(REQUIRED ACTION 1) Condense the paragraph of the loneliness-and-technology passage that opens "The framework begins with a philosophical reorientation" into a bulleted list, keeping its main points.
(REQUIRED ACTION 2) How does the passage on loneliness and technology define relational autonomy?
(REQUIRED ACTION 3) Continue the passage on loneliness and technology from where it stops.

(PASSAGE)
The framework begins with a philosophical reorientation. Loneliness should not be treated solely as a pathological deficit to be remedied through technological substitution. Instead, it must be understood as a relational signal, an embodied, affective form of attunement that indicates unmet needs for social connection [11,12,13]. In this reframing, digital tools are positioned as facilitators of social repair rather than surrogates for social life. This shift is rooted in a model of relational autonomy, which is the understanding that autonomy is not the absence of dependence but the ability to act meaningfully within a network of social, cultural, and structural relationships [41,42,45]. Unlike individualistic models of choice, relational autonomy recognises that agency is shaped by context, care, and reciprocity [42]. This demands recognition of the structural determinants shaping experiences of loneliness, including economic precarity, housing insecurity, systemic discrimination, and unequal access to care [13,15,61,62]. Technology, in this context, should be designed to support human flourishing in culturally and materially specific ways. It requires an ethical shift away from replacement logics toward the augmentation of human relationships. AI systems must scaffold, prompt, and gently encourage connection, not reroute relational energy into synthetic stand-ins. A decolonial, context-sensitive approach is essential, one that centers lived experience, acknowledges cultural specificity, and actively disrupts power asymmetries in how technologies are imagined, designed, and accessed [79].

(DATA SUPPLIED)
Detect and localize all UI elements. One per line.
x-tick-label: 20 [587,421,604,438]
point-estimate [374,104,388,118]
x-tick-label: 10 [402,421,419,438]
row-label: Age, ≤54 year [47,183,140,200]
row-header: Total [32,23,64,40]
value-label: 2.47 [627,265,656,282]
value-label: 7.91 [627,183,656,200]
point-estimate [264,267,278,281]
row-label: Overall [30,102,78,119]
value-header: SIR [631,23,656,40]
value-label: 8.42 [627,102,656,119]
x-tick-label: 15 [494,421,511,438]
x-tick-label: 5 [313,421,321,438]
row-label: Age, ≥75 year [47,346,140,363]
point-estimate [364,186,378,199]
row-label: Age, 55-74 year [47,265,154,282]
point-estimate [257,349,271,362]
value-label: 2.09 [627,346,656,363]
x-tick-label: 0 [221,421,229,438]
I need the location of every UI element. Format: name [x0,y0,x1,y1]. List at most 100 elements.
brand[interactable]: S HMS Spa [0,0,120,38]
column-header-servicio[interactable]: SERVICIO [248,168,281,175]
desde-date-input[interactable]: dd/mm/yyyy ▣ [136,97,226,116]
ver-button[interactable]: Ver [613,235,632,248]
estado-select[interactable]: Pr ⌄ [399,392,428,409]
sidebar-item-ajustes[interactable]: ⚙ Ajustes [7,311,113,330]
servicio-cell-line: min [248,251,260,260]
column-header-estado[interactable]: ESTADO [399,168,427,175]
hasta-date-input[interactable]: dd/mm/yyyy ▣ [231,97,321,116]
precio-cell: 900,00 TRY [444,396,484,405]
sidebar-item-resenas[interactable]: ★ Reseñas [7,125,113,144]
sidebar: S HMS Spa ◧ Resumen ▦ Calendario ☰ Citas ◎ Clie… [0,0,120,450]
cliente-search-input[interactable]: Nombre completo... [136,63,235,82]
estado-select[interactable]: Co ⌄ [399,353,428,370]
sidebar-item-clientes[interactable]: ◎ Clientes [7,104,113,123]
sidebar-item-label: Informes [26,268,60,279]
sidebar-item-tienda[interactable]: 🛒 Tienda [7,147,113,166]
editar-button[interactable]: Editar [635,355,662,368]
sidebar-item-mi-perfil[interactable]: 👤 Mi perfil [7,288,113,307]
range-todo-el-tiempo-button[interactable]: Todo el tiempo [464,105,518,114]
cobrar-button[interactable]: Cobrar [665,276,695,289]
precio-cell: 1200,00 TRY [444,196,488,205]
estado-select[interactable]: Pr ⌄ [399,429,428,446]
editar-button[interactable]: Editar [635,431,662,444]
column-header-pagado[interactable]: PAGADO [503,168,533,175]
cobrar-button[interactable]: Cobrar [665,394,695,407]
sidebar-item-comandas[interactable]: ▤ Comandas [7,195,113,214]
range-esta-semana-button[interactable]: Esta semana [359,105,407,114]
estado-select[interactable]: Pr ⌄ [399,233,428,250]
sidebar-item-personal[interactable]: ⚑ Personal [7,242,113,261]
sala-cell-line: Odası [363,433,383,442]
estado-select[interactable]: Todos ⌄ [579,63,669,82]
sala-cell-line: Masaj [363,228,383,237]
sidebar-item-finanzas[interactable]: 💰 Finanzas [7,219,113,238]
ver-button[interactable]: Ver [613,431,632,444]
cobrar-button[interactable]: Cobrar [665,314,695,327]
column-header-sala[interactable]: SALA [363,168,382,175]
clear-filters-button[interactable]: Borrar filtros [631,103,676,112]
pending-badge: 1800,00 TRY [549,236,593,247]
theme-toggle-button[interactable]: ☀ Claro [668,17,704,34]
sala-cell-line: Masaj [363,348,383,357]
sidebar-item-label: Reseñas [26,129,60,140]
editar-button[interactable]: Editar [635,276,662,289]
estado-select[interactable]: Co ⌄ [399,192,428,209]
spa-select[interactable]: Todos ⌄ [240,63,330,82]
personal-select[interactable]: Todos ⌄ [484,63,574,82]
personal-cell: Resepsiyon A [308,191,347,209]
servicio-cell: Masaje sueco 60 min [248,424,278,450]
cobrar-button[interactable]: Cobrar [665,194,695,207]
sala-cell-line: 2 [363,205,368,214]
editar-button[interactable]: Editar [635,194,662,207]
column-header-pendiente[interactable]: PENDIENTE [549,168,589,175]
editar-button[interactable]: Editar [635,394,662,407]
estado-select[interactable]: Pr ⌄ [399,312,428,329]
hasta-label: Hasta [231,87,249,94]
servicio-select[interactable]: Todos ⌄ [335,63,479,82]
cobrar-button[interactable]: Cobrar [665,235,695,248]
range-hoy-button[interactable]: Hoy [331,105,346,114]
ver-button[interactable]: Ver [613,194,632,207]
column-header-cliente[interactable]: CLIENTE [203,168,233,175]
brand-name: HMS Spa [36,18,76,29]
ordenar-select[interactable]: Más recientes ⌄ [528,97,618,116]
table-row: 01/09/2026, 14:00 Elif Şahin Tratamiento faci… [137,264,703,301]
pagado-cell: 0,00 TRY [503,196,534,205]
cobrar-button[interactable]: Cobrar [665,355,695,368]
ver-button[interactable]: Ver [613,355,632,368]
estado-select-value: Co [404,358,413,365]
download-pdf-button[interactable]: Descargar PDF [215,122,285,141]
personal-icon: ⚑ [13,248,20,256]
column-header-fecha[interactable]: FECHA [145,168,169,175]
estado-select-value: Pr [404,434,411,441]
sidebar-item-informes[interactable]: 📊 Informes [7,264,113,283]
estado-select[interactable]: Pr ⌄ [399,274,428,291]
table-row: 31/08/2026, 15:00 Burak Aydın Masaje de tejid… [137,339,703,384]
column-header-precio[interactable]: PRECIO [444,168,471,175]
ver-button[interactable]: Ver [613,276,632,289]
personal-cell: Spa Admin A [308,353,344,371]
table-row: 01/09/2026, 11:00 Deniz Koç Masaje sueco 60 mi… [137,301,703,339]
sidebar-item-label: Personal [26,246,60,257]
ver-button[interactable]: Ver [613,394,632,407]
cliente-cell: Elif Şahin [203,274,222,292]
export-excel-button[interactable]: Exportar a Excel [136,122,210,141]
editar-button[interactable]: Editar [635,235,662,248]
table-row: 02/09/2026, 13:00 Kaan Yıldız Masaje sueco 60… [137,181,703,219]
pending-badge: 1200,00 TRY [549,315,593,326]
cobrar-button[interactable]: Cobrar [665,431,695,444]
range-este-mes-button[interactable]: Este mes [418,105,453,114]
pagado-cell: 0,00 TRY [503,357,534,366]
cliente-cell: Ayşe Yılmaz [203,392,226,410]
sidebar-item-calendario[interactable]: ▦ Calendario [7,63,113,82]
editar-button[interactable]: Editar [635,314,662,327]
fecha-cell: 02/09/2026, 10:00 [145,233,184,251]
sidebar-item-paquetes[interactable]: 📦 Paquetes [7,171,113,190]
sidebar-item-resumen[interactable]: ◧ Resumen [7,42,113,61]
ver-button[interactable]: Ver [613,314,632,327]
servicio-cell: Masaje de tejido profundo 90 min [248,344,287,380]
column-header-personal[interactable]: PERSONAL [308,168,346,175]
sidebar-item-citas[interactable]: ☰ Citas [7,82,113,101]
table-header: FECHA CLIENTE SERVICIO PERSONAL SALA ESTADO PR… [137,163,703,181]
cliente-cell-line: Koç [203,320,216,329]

(RESPONSE AREA 1)
- Loneliness is reframed as a relational signal: an embodied, affective attunement that indicates unmet needs for social connection, not solely a pathological deficit to be fixed through technological substitution.
- Digital tools should facilitate social repair, not act as surrogates for social life.
- The shift rests on relational autonomy: autonomy is not the absence of dependence but the ability to act meaningfully within social, cultural, and structural relationships, with agency shaped by context, care, and reciprocity.
- Structural determinants of loneliness must be recognized, including economic precarity, housing insecurity, systemic discrimination, and unequal access to care.
- Technology should support human flourishing in culturally and materially specific ways, augmenting human relationships rather than replacing them.
- AI systems should scaffold, prompt, and gently encourage connection instead of redirecting relational energy into synthetic stand-ins.
- A decolonial, context-sensitive approach is needed, one that centers lived experience, acknowledges cultural specificity, and disrupts power asymmetries in how technologies are imagined, designed, and accessed.

(RESPONSE AREA 2) It is the ability to act meaningfully within a network of social, cultural, and structural relationships, rather than the absence of dependence.

(RESPONSE AREA 3)
At the heart of this framework lies a set of ethical principles, adapted from Löchner et al.’s TEQUILA model (Trust, Evidence, Quality, Usability, Interests, Liability, Accreditation) [18], and revised to address the specific challenges of AI in public health. Trust must be earned through transparent data governance, continuous and informed consent, and clear communication of the capacities and limitations of artificial agents. Users should retain full control over their emotional, behavioural, and biometric data, and transparency must include explicit disclosures about AI-generated content and simulated empathy.
High standards of evidence and quality are also critical. Interventions must be rigorously evaluated through long-term, methodologically robust studies across diverse populations [18,61,82]. Success should be measured not by engagement metrics but by their capacity to foster emotional resilience, deepen social ties, and promote community integration [61]. Clinical accreditation and regulatory oversight are essential for systems with therapeutic claims, alongside meaningful human oversight for any AI making interpretive judgments about users’ mental health [82].
Equally vital is a participatory design process grounded in human-centered values. End users, mental health practitioners, and public health experts must be involved throughout development, from needs assessment to outcome evaluation [14,48,79,87]. Systems should empower users by promoting autonomy and discouraging dependency, avoiding manipulative design patterns that exploit vulnerability [25,48,73]. Algorithmic systems must be audited for bias and actively corrected to avoid reproducing structural inequities related to race, gender, disability, or class [61,79]. Equity must be embedded in the design logic from the outset.
Clear lines of accountability must be maintained throughout the entire lifecycle of digital interventions. Responsibility for outcomes, from data handling to harm mitigation, cannot be diffused through technical abstraction [18,54,89]. The myth of algorithmic neutrality must be replaced with governance structures that acknowledge the political and material stakes of AI systems. Certification protocols are particularly important for platforms and agents performing quasi-clinical functions in mental health.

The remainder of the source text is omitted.